EXTRACTED ENTRIES.
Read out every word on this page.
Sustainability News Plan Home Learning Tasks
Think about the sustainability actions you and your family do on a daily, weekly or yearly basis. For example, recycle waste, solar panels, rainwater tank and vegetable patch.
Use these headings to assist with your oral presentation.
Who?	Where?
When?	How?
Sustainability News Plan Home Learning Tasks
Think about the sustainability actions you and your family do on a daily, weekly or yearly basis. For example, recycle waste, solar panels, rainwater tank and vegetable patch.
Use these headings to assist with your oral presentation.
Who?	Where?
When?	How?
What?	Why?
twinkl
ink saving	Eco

REQUEST.
Quote all the records. Keep every word exact.

ANSWER TO THE PROBLEM.
Read out every word on this page.
Sustainability News Plan Home Learning Tasks
Think about the sustainability actions you and your family do on a daily, weekly or yearly basis. For example, recycle waste, solar panels, rainwater tank and vegetable patch.
Use these headings to assist with your oral presentation.
Who?	Where?
When?	How?
Sustainability News Plan Home Learning Tasks
Think about the sustainability actions you and your family do on a daily, weekly or yearly basis. For example, recycle waste, solar panels, rainwater tank and vegetable patch.
Use these headings to assist with your oral presentation.
Who?	Where?
When?	How?
What?	Why?
twinkl
ink saving	Eco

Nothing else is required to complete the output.